WHAT YOU WILL DO :: Lift out each line of the data that holds "subtitle".

DATA PROVIDED ::
+++++

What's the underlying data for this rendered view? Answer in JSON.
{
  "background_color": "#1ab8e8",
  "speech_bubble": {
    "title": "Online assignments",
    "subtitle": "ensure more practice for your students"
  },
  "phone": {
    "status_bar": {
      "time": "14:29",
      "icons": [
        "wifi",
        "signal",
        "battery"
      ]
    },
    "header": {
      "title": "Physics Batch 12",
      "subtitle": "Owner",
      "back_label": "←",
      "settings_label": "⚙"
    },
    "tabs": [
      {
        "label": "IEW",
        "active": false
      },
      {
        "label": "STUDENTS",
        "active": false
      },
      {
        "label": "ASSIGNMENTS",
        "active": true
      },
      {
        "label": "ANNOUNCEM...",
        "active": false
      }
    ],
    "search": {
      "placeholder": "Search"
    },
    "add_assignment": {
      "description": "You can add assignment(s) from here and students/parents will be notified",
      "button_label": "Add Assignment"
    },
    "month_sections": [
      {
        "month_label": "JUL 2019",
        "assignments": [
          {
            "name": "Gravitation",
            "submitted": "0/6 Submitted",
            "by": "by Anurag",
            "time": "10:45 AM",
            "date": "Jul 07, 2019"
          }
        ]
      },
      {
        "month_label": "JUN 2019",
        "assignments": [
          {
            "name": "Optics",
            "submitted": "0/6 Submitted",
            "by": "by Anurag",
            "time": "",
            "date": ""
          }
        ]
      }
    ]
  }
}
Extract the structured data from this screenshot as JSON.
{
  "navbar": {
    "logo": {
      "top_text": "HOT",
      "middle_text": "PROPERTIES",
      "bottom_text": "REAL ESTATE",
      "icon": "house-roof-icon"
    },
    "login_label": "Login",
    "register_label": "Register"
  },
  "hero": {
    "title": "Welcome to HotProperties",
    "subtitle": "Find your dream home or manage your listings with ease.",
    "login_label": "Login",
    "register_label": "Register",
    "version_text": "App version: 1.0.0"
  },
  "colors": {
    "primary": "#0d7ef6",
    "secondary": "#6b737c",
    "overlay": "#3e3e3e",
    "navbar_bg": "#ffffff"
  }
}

+++++

RESULT OF THE TASK ::
    "subtitle": "ensure more practice for your students"
      "subtitle": "Owner",
    "subtitle": "Find your dream home or manage your listings with ease.",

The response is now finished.